▸ **RECORDS PROVIDED**
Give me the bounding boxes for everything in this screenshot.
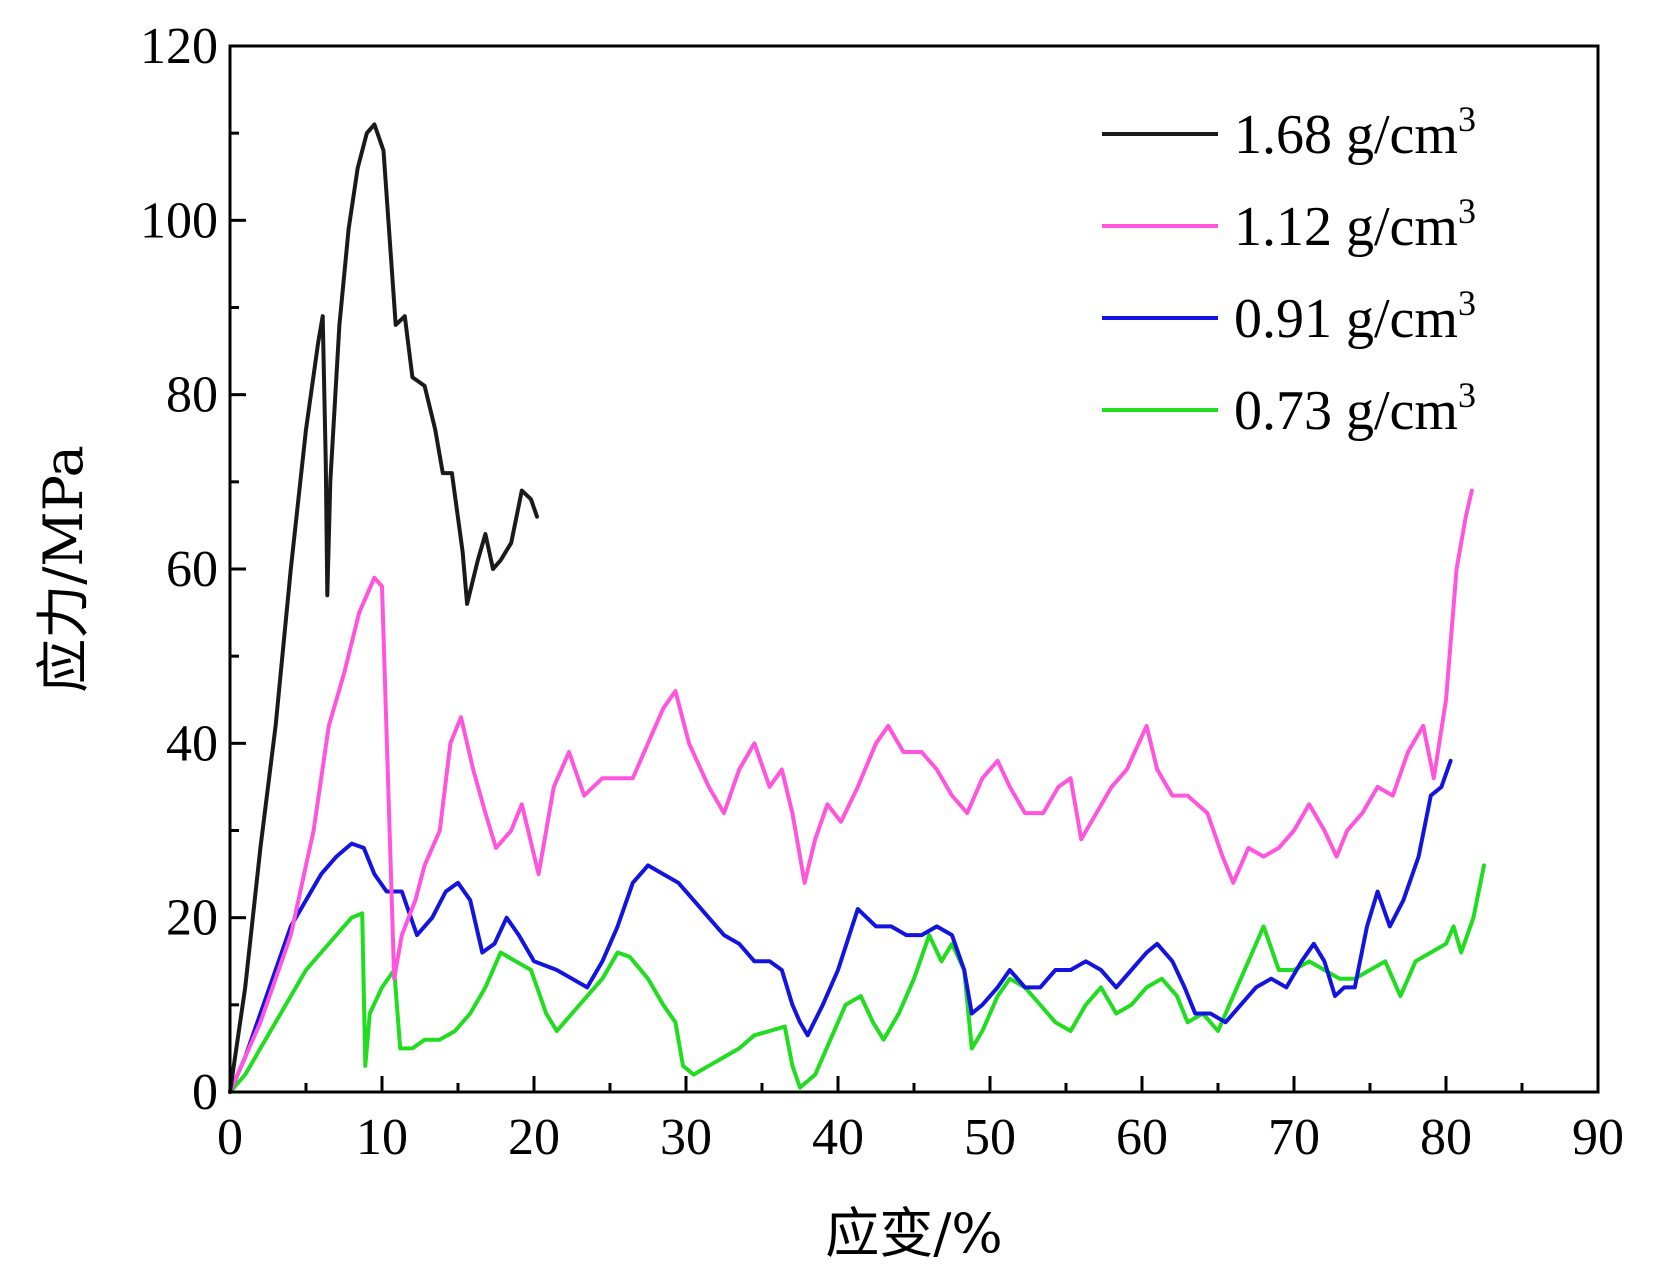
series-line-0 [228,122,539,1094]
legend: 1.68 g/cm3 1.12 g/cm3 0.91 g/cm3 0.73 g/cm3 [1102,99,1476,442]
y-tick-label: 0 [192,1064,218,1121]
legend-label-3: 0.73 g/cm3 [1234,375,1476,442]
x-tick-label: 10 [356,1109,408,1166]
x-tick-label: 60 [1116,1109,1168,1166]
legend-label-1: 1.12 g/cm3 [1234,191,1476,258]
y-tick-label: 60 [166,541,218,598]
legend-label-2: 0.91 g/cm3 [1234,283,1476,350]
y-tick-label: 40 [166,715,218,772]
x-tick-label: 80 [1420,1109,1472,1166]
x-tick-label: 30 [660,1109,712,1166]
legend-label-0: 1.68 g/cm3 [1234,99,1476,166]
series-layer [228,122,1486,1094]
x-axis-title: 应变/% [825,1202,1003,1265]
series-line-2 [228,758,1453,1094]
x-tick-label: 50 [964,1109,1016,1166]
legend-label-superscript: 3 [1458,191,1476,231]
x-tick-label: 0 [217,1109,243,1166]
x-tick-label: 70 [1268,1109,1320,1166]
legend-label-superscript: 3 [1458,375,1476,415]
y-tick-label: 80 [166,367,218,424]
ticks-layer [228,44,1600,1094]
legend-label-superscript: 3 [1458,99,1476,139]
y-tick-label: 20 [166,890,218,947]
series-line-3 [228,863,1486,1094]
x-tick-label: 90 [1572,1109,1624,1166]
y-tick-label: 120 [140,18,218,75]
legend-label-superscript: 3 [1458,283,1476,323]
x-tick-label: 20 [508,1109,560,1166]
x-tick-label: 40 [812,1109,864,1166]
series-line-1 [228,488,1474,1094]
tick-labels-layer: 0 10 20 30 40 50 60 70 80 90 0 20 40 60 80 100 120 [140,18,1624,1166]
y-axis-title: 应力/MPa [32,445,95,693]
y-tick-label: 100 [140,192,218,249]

--

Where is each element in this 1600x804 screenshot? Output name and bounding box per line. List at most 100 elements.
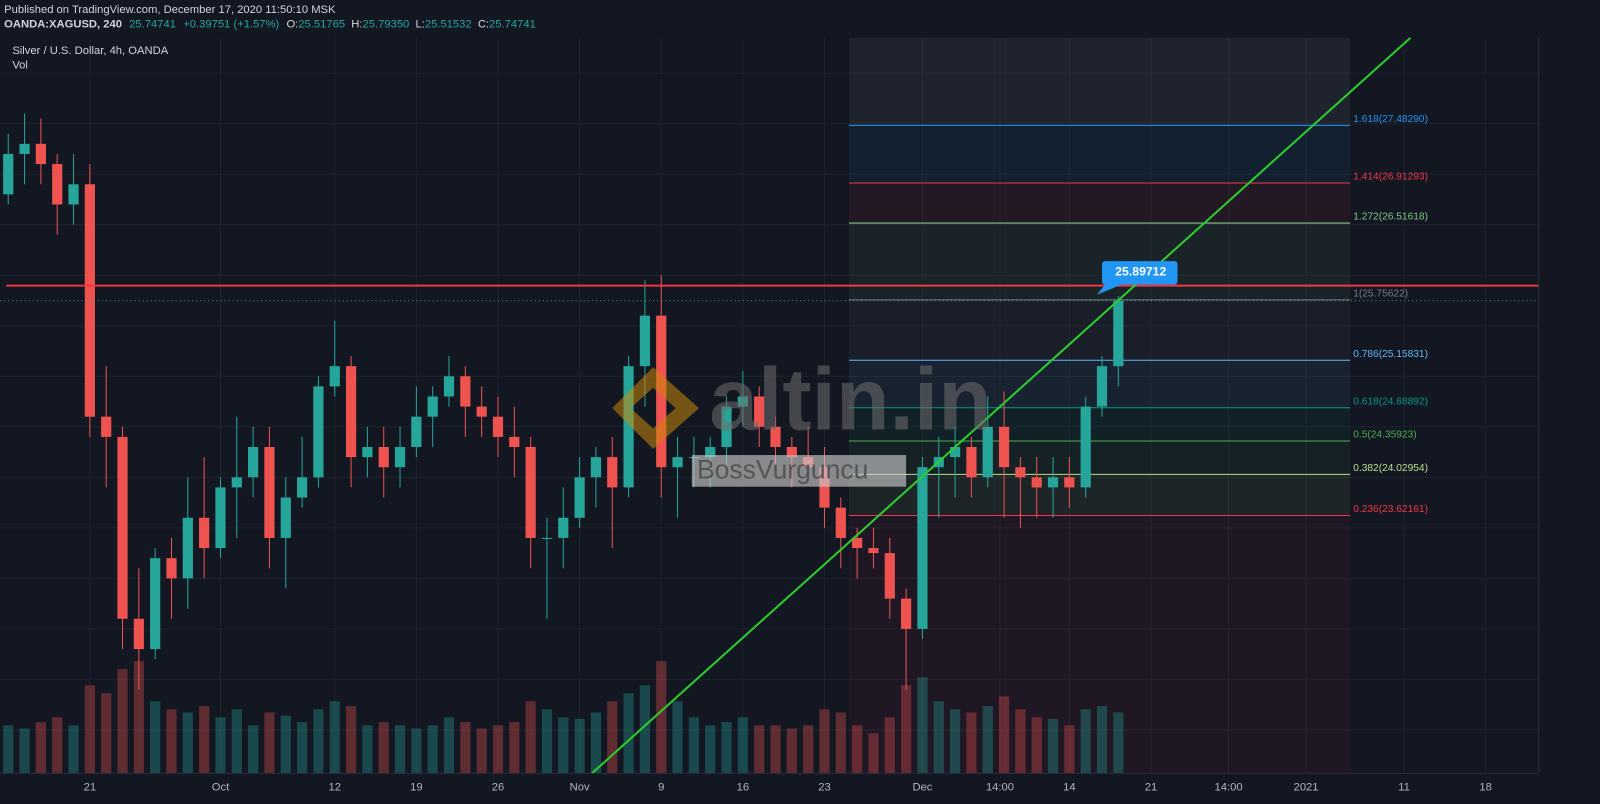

▸ **EXERCISE OBJECTIVE**
Update the data from the line containing "Give me the" through the line containing "y-tick-label: 40 [166,715,218,772]", both included. Replace "y-tick-label" with "y-axis-tick", keep everything else unchanged, and omit the pictures.

▸ **REPLY**
Give me the bounding boxes for everything in this screenshot.
series-line-0 [228,122,539,1094]
legend: 1.68 g/cm3 1.12 g/cm3 0.91 g/cm3 0.73 g/cm3 [1102,99,1476,442]
y-axis-tick: 0 [192,1064,218,1121]
legend-label-3: 0.73 g/cm3 [1234,375,1476,442]
x-tick-label: 10 [356,1109,408,1166]
x-tick-label: 60 [1116,1109,1168,1166]
legend-label-1: 1.12 g/cm3 [1234,191,1476,258]
y-axis-tick: 60 [166,541,218,598]
legend-label-2: 0.91 g/cm3 [1234,283,1476,350]
y-axis-tick: 40 [166,715,218,772]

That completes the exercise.